(Records from a data source)
↓↓↓

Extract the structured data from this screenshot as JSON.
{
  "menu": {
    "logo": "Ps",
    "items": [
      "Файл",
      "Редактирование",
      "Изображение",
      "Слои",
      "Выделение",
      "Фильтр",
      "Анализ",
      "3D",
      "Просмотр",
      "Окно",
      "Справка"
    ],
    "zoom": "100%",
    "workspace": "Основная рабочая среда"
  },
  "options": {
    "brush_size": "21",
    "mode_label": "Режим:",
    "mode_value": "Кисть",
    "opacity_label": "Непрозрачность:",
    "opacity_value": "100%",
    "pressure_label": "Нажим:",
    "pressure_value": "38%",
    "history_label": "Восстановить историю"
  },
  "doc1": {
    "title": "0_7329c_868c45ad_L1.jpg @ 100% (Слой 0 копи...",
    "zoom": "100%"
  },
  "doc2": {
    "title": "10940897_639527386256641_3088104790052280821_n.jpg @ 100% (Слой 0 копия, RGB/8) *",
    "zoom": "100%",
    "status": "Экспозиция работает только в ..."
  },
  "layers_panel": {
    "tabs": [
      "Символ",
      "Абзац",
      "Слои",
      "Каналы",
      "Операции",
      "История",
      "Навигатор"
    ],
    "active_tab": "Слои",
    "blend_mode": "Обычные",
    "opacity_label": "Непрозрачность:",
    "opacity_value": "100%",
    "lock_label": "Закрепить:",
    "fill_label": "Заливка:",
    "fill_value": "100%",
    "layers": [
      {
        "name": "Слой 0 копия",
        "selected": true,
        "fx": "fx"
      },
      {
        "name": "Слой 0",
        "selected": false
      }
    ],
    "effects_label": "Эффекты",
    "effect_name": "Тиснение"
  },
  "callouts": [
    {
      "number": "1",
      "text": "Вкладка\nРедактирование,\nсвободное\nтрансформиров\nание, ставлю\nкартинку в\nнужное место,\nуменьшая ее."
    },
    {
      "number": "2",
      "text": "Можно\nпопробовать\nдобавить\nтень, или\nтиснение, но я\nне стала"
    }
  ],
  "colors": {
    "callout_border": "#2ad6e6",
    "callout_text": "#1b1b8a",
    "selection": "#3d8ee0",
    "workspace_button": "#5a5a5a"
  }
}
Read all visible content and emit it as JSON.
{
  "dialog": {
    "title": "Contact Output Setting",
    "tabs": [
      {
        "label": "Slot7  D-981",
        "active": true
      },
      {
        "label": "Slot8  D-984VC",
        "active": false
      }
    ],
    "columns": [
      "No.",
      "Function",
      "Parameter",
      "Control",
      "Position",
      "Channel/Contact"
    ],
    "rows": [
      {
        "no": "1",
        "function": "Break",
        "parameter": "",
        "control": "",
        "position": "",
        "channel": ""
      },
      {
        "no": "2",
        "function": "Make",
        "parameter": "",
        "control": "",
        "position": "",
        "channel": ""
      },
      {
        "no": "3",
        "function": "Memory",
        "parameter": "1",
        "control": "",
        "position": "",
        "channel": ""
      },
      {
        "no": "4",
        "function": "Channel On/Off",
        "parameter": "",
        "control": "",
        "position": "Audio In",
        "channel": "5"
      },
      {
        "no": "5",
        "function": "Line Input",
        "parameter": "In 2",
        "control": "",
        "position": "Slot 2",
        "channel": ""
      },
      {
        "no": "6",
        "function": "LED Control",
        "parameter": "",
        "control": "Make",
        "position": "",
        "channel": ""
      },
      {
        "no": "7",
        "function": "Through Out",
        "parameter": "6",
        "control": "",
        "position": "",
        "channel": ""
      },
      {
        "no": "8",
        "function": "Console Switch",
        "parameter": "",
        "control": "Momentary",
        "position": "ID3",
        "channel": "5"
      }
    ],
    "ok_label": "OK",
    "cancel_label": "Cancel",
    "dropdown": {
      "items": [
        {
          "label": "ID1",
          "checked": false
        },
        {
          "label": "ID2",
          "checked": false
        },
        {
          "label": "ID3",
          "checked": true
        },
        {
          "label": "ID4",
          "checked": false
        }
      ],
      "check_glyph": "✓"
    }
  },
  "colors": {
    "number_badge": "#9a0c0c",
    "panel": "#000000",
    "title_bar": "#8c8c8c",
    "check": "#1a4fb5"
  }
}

↑↑↑

Problem details: Quote the data in full, keeping each word unchanged.

Written reply:
Extract the structured data from this screenshot as JSON.
{
  "menu": {
    "logo": "Ps",
    "items": [
      "Файл",
      "Редактирование",
      "Изображение",
      "Слои",
      "Выделение",
      "Фильтр",
      "Анализ",
      "3D",
      "Просмотр",
      "Окно",
      "Справка"
    ],
    "zoom": "100%",
    "workspace": "Основная рабочая среда"
  },
  "options": {
    "brush_size": "21",
    "mode_label": "Режим:",
    "mode_value": "Кисть",
    "opacity_label": "Непрозрачность:",
    "opacity_value": "100%",
    "pressure_label": "Нажим:",
    "pressure_value": "38%",
    "history_label": "Восстановить историю"
  },
  "doc1": {
    "title": "0_7329c_868c45ad_L1.jpg @ 100% (Слой 0 копи...",
    "zoom": "100%"
  },
  "doc2": {
    "title": "10940897_639527386256641_3088104790052280821_n.jpg @ 100% (Слой 0 копия, RGB/8) *",
    "zoom": "100%",
    "status": "Экспозиция работает только в ..."
  },
  "layers_panel": {
    "tabs": [
      "Символ",
      "Абзац",
      "Слои",
      "Каналы",
      "Операции",
      "История",
      "Навигатор"
    ],
    "active_tab": "Слои",
    "blend_mode": "Обычные",
    "opacity_label": "Непрозрачность:",
    "opacity_value": "100%",
    "lock_label": "Закрепить:",
    "fill_label": "Заливка:",
    "fill_value": "100%",
    "layers": [
      {
        "name": "Слой 0 копия",
        "selected": true,
        "fx": "fx"
      },
      {
        "name": "Слой 0",
        "selected": false
      }
    ],
    "effects_label": "Эффекты",
    "effect_name": "Тиснение"
  },
  "callouts": [
    {
      "number": "1",
      "text": "Вкладка\nРедактирование,\nсвободное\nтрансформиров\nание, ставлю\nкартинку в\nнужное место,\nуменьшая ее."
    },
    {
      "number": "2",
      "text": "Можно\nпопробовать\nдобавить\nтень, или\nтиснение, но я\nне стала"
    }
  ],
  "colors": {
    "callout_border": "#2ad6e6",
    "callout_text": "#1b1b8a",
    "selection": "#3d8ee0",
    "workspace_button": "#5a5a5a"
  }
}
Read all visible content and emit it as JSON.
{
  "dialog": {
    "title": "Contact Output Setting",
    "tabs": [
      {
        "label": "Slot7  D-981",
        "active": true
      },
      {
        "label": "Slot8  D-984VC",
        "active": false
      }
    ],
    "columns": [
      "No.",
      "Function",
      "Parameter",
      "Control",
      "Position",
      "Channel/Contact"
    ],
    "rows": [
      {
        "no": "1",
        "function": "Break",
        "parameter": "",
        "control": "",
        "position": "",
        "channel": ""
      },
      {
        "no": "2",
        "function": "Make",
        "parameter": "",
        "control": "",
        "position": "",
        "channel": ""
      },
      {
        "no": "3",
        "function": "Memory",
        "parameter": "1",
        "control": "",
        "position": "",
        "channel": ""
      },
      {
        "no": "4",
        "function": "Channel On/Off",
        "parameter": "",
        "control": "",
        "position": "Audio In",
        "channel": "5"
      },
      {
        "no": "5",
        "function": "Line Input",
        "parameter": "In 2",
        "control": "",
        "position": "Slot 2",
        "channel": ""
      },
      {
        "no": "6",
        "function": "LED Control",
        "parameter": "",
        "control": "Make",
        "position": "",
        "channel": ""
      },
      {
        "no": "7",
        "function": "Through Out",
        "parameter": "6",
        "control": "",
        "position": "",
        "channel": ""
      },
      {
        "no": "8",
        "function": "Console Switch",
        "parameter": "",
        "control": "Momentary",
        "position": "ID3",
        "channel": "5"
      }
    ],
    "ok_label": "OK",
    "cancel_label": "Cancel",
    "dropdown": {
      "items": [
        {
          "label": "ID1",
          "checked": false
        },
        {
          "label": "ID2",
          "checked": false
        },
        {
          "label": "ID3",
          "checked": true
        },
        {
          "label": "ID4",
          "checked": false
        }
      ],
      "check_glyph": "✓"
    }
  },
  "colors": {
    "number_badge": "#9a0c0c",
    "panel": "#000000",
    "title_bar": "#8c8c8c",
    "check": "#1a4fb5"
  }
}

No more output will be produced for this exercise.